How do you efficiently debug reference count problems in shared memory? - algorithm

Assume you have a reference counted object in shared memory. The reference count represents the number of processes using the object, and processes are responsible for incrementing and decrementing the count via atomic instructions, so the reference count itself is in shared memory as well (it could be a field of the object, or the object could contain a pointer to the count, I'm open to suggestions if they assist with solving this problem). Occasionally, a process will have a bug that prevents it from decrementing the count. How do you make it as easy as possible to figure out which process is not decrementing the count?
One solution I've thought of is giving each process a UID (maybe their PID). Then when processes decrement, they push their UID onto a linked list stored alongside the reference count (I chose a linked list because you can atomically append to head with CAS). When you want to debug, you have a special process that looks at the linked lists of the objects still alive in shared memory, and whichever apps' UIDs are not in the list are the ones that have yet to decrement the count.
The disadvantage to this solution is that it has O(N) memory usage where N is the number of processes. If the number of processes using the shared memory area is large, and you have a large number of objects, this quickly becomes very expensive. I suspect there might be a halfway solution where with partial fixed size information you could assist debugging by somehow being able to narrow down the list of possible processes even if you couldn't pinpoint a single one. Or if you could just detect which process hasn't decremented when only a single process hasn't (i.e. unable to handle detection of 2 or more processes failing to decrement the count) that would probably still be a big help.

Extracted entries —
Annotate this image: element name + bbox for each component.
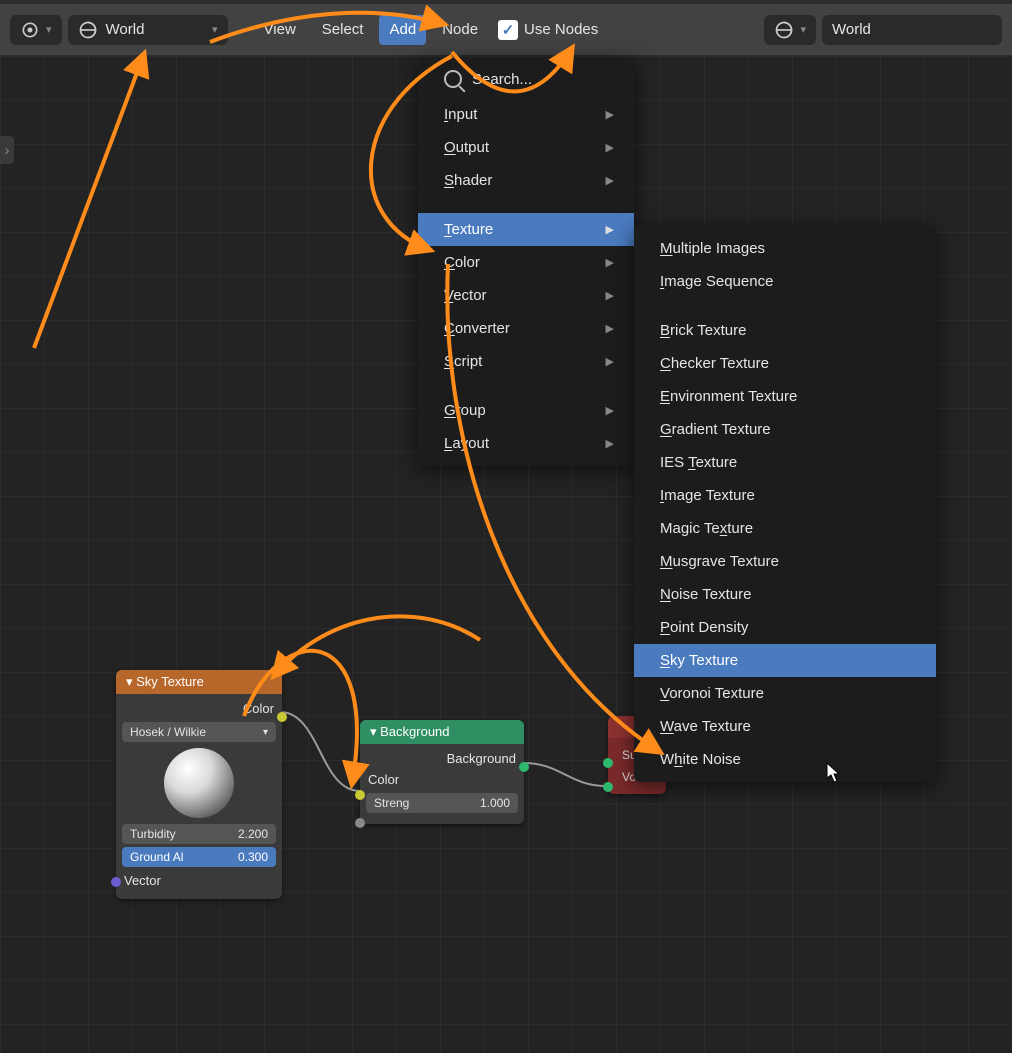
texture-menu-item-brick-texture[interactable]: Brick Texture	[634, 314, 936, 347]
socket-color-out[interactable]	[277, 712, 287, 722]
menu-search[interactable]: Search...	[418, 64, 634, 98]
menu-node[interactable]: Node	[432, 15, 488, 45]
texture-menu-item-noise-texture[interactable]: Noise Texture	[634, 578, 936, 611]
texture-menu-item-image-sequence[interactable]: Image Sequence	[634, 265, 936, 298]
node-sky-texture[interactable]: ▾ Sky Texture Color Hosek / Wilkie▾ Turb…	[116, 670, 282, 899]
search-icon	[444, 70, 462, 88]
texture-menu-item-checker-texture[interactable]: Checker Texture	[634, 347, 936, 380]
texture-submenu: Multiple ImagesImage Sequence Brick Text…	[634, 226, 936, 782]
socket-label: Color	[368, 772, 399, 787]
shading-type-label: World	[106, 21, 145, 38]
add-menu-item-shader[interactable]: Shader▶	[418, 164, 634, 197]
texture-menu-item-voronoi-texture[interactable]: Voronoi Texture	[634, 677, 936, 710]
add-menu-item-output[interactable]: Output▶	[418, 131, 634, 164]
socket-label: Vector	[124, 873, 161, 888]
node-header[interactable]: ▾ Sky Texture	[116, 670, 282, 694]
texture-menu-item-white-noise[interactable]: White Noise	[634, 743, 936, 776]
node-background[interactable]: ▾ Background Background Color Streng1.00…	[360, 720, 524, 824]
world-datablock-field[interactable]: World	[822, 15, 1002, 45]
ground-albedo-field[interactable]: Ground Al0.300	[122, 847, 276, 867]
texture-menu-item-magic-texture[interactable]: Magic Texture	[634, 512, 936, 545]
texture-menu-item-image-texture[interactable]: Image Texture	[634, 479, 936, 512]
sky-model-dropdown[interactable]: Hosek / Wilkie▾	[122, 722, 276, 742]
add-menu-item-input[interactable]: Input▶	[418, 98, 634, 131]
shading-type-selector[interactable]: World ▾	[68, 15, 228, 45]
shader-editor-header: ▾ World ▾ View Select Add Node ✓ Use Nod…	[0, 0, 1012, 56]
add-menu-item-group[interactable]: Group▶	[418, 394, 634, 427]
add-menu-item-color[interactable]: Color▶	[418, 246, 634, 279]
socket-label: Color	[243, 701, 274, 716]
use-nodes-label: Use Nodes	[524, 21, 598, 38]
add-menu-item-script[interactable]: Script▶	[418, 345, 634, 378]
socket-strength-in[interactable]	[355, 818, 365, 828]
add-menu-item-texture[interactable]: Texture▶	[418, 213, 634, 246]
texture-menu-item-wave-texture[interactable]: Wave Texture	[634, 710, 936, 743]
menu-view[interactable]: View	[254, 15, 306, 45]
socket-volume-in[interactable]	[603, 782, 613, 792]
texture-menu-item-point-density[interactable]: Point Density	[634, 611, 936, 644]
node-header[interactable]: ▾ Background	[360, 720, 524, 744]
world-datablock-icon[interactable]: ▾	[764, 15, 816, 45]
use-nodes-toggle[interactable]: ✓ Use Nodes	[498, 20, 598, 40]
socket-background-out[interactable]	[519, 762, 529, 772]
texture-menu-item-musgrave-texture[interactable]: Musgrave Texture	[634, 545, 936, 578]
socket-color-in[interactable]	[355, 790, 365, 800]
texture-menu-item-gradient-texture[interactable]: Gradient Texture	[634, 413, 936, 446]
strength-field[interactable]: Streng1.000	[366, 793, 518, 813]
menu-select[interactable]: Select	[312, 15, 374, 45]
editor-type-selector[interactable]: ▾	[10, 15, 62, 45]
add-menu-item-converter[interactable]: Converter▶	[418, 312, 634, 345]
socket-surface-in[interactable]	[603, 758, 613, 768]
menu-add[interactable]: Add	[379, 15, 426, 45]
texture-menu-item-multiple-images[interactable]: Multiple Images	[634, 232, 936, 265]
sun-direction-widget[interactable]	[164, 748, 234, 818]
texture-menu-item-environment-texture[interactable]: Environment Texture	[634, 380, 936, 413]
add-menu-item-layout[interactable]: Layout▶	[418, 427, 634, 460]
socket-label: Background	[447, 751, 516, 766]
add-menu-item-vector[interactable]: Vector▶	[418, 279, 634, 312]
turbidity-field[interactable]: Turbidity2.200	[122, 824, 276, 844]
sidebar-expand-icon[interactable]: ›	[0, 136, 14, 164]
socket-vector-in[interactable]	[111, 877, 121, 887]
world-datablock-label: World	[832, 21, 871, 38]
add-menu: Search... Input▶Output▶Shader▶Texture▶Co…	[418, 58, 634, 466]
texture-menu-item-sky-texture[interactable]: Sky Texture	[634, 644, 936, 677]
mouse-cursor-icon	[826, 762, 842, 784]
texture-menu-item-ies-texture[interactable]: IES Texture	[634, 446, 936, 479]
checkbox-icon: ✓	[498, 20, 518, 40]
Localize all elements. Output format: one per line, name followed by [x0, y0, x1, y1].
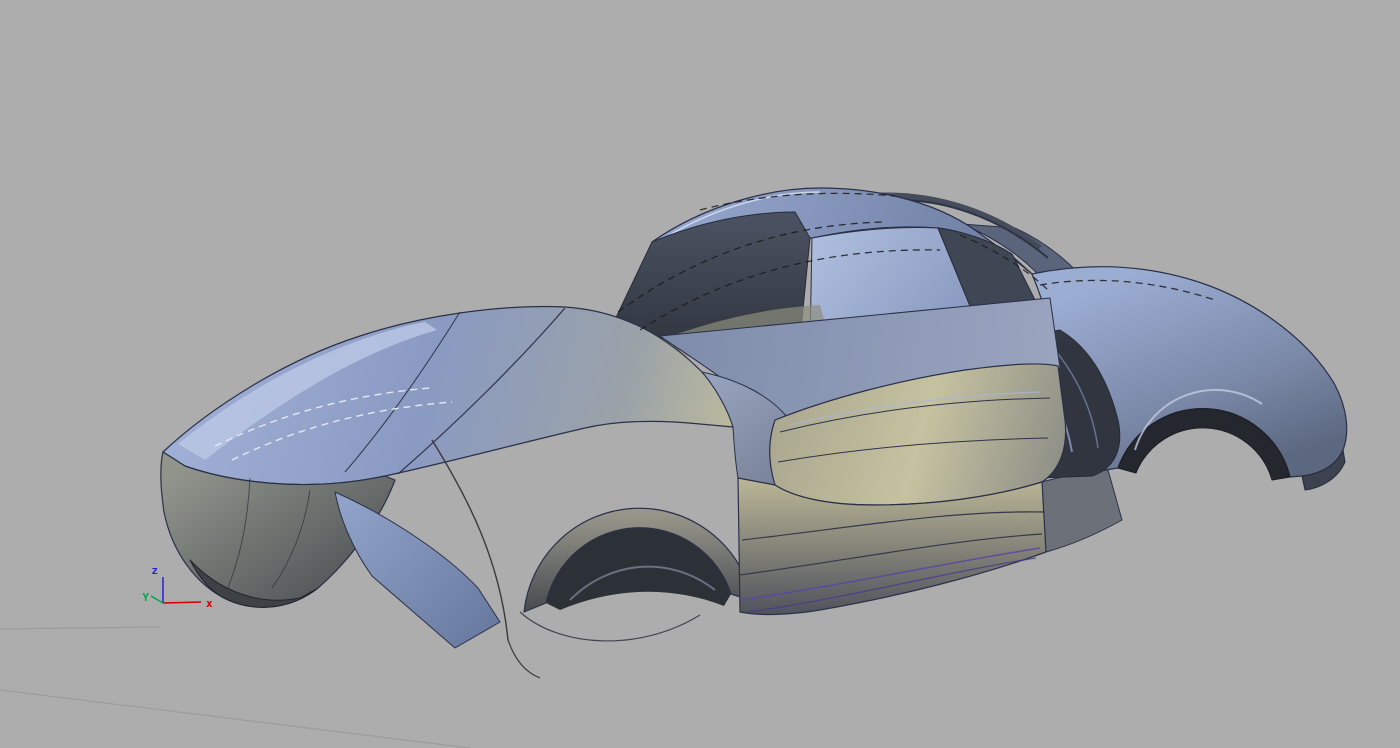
x-axis-line — [163, 602, 201, 603]
cad-3d-viewport[interactable]: z Y x — [0, 0, 1400, 748]
z-axis-label: z — [151, 564, 158, 577]
y-axis-label: Y — [142, 591, 149, 604]
x-axis-label: x — [206, 597, 213, 610]
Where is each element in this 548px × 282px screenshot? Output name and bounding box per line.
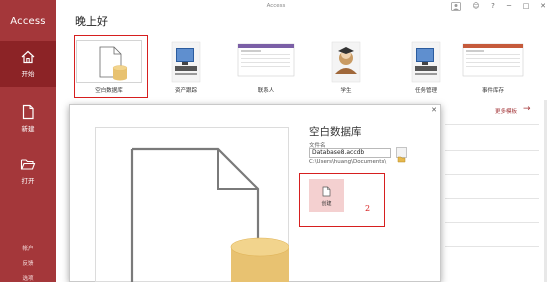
- blank-database-icon: [99, 46, 128, 81]
- folder-icon: [397, 156, 406, 163]
- recent-list-divider: [445, 222, 539, 223]
- nav-item-open[interactable]: 打开: [0, 148, 56, 194]
- new-file-icon: [22, 104, 34, 120]
- recent-list-divider: [445, 150, 539, 151]
- template-label: 事件库存: [481, 88, 504, 94]
- nav-item-new[interactable]: 新建: [0, 96, 56, 142]
- recent-list-divider: [445, 198, 539, 199]
- blank-database-preview-icon: [130, 147, 289, 282]
- navigation-pane: Access 开始 新建 打开 帐户 反馈 选项: [0, 0, 56, 282]
- more-templates-link[interactable]: 更多模板: [495, 107, 517, 115]
- browse-folder-button[interactable]: [396, 147, 407, 163]
- nav-label-open: 打开: [21, 177, 35, 185]
- template-thumbnail: [153, 40, 219, 83]
- inventory-icon: [462, 43, 524, 77]
- close-window-button[interactable]: ✕: [537, 1, 548, 11]
- template-label: 联系人: [257, 88, 275, 94]
- save-path: C:\Users\huang\Documents\: [309, 159, 387, 165]
- scrollbar[interactable]: [544, 100, 547, 282]
- template-label: 空白数据库: [95, 88, 123, 94]
- template-thumbnail: [460, 40, 526, 83]
- template-thumbnail: [76, 40, 142, 83]
- user-avatar-icon[interactable]: [451, 2, 461, 11]
- recent-list-divider: [445, 174, 539, 175]
- new-file-icon: [322, 186, 331, 197]
- template-label: 学生: [340, 88, 352, 94]
- recent-list-divider: [445, 124, 539, 125]
- nav-options[interactable]: 选项: [0, 274, 56, 282]
- nav-label-new: 新建: [21, 125, 35, 133]
- arrow-right-icon[interactable]: →: [523, 104, 531, 114]
- nav-label-home: 开始: [21, 70, 35, 78]
- nav-item-home[interactable]: 开始: [0, 41, 56, 87]
- window-title: Access: [266, 3, 286, 9]
- nav-account[interactable]: 帐户: [0, 244, 56, 252]
- help-button[interactable]: ?: [487, 1, 499, 11]
- dialog-title: 空白数据库: [309, 126, 362, 138]
- template-blank-database[interactable]: 空白数据库: [76, 40, 142, 96]
- contacts-icon: [237, 43, 295, 77]
- template-asset-tracking[interactable]: 资产跟踪: [153, 40, 219, 96]
- template-thumbnail: [313, 40, 379, 83]
- template-task-management[interactable]: 任务管理: [393, 40, 459, 96]
- students-icon: [331, 41, 361, 83]
- open-folder-icon: [20, 159, 36, 170]
- template-students[interactable]: 学生: [313, 40, 379, 96]
- template-thumbnail: [233, 40, 299, 83]
- file-name-input[interactable]: Database8.accdb: [309, 148, 391, 158]
- recent-list-divider: [445, 246, 539, 247]
- template-label: 资产跟踪: [174, 88, 197, 94]
- create-button[interactable]: 创建: [309, 179, 344, 212]
- template-label: 任务管理: [414, 88, 437, 94]
- app-name: Access: [10, 16, 46, 27]
- dialog-close-button[interactable]: ✕: [429, 106, 439, 114]
- home-icon: [21, 50, 35, 64]
- asset-tracking-icon: [171, 41, 201, 83]
- task-management-icon: [411, 41, 441, 83]
- create-button-label: 创建: [321, 201, 332, 207]
- minimize-button[interactable]: ─: [503, 1, 515, 11]
- template-thumbnail: [393, 40, 459, 83]
- feedback-smiley-button[interactable]: ☺: [470, 1, 482, 11]
- nav-feedback[interactable]: 反馈: [0, 259, 56, 267]
- template-contacts[interactable]: 联系人: [233, 40, 299, 96]
- maximize-button[interactable]: □: [520, 1, 532, 11]
- greeting-heading: 晚上好: [75, 15, 108, 28]
- template-inventory[interactable]: 事件库存: [460, 40, 526, 96]
- highlight-number-2: 2: [365, 204, 371, 213]
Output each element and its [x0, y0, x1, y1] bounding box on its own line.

Written instruction A —
In the shared-memory reference count post, why did the writer pick a linked list for storing the UIDs?
Written instruction B —
Please carry on writing the shared-memory reference count post, picking up after its last sentence.
The rows play no part here.

Right answer A —
Because you can atomically append to its head with CAS.

Right answer B —
(There are more 'human' solutions to this problem, like making sure all applications use the same library to access the shared memory region, but if the shared area is treated as a binary interface and not all processes are going to be applications written by you that's out of your control. Also, even if all apps use the same library, one app might have a bug outside the library corrupting memory in such a way that it's prevented from decrementing the count. Yes I'm using an unsafe language like C/C++ ;)
Edit: In single process situations, you will have control, so you can use RAII (in C++).

You could do this using only a single extra integer per object.
Initialise the integer to zero. When a process increments the reference count for the object, it XORs its PID into the integer:
object.tracker ^= self.pid;
When a process decrements the reference count, it does the same.
If the reference count is ever left at 1, then the tracker integer will be equal to the PID of the process that incremented it but didn't decrement it.
This works because XOR is commutative ( (A ^ B) ^ C == A ^ (B ^ C) ), so if a process XORs the tracker with its own PID an even number of times, it's the same as XORing it with PID ^ PID - that's zero, which leaves the tracker value unaffected.
You could alternatively use an unsigned value (which is defined to wrap rather than overflow) - adding the PID when incrementing the usage count and subtracting it when decrementing it.

Fundementally, shared memory shared state is not a robust solution and I don't know of a way of making it robust.
Ultimately, if a process exits all its non-shared resources are cleaned up by the operating system. This is incidentally the big win from using processes (fork()) instead of threads.
However, shared resources are not. File handles that others have open are obviously not closed, and ... shared memory. Shared resources are only closed after the last process sharing them exits.
Imagine you have a list of PIDs in the shared memory. A process could scan this list looking for zombies, but then PIDs can get reused, or the app might have hung rather than crashed, or...
My recommendation is that you use pipes or other message passing primitives between each process (sometimes there is a natural master-slave relationship, other times all need to talk to all). Then you take advantage of the operating system closing these connections when a process dies, and so your peers get signalled in that event. Additionally you can use ping/pong timeout messages to determine if a peer has hung.
If, after profiling, it is too inefficient to send the actual data in these messages, you could use shared memory for the payload as long as you keep the control channel over some kind of stream that the operating system clears up.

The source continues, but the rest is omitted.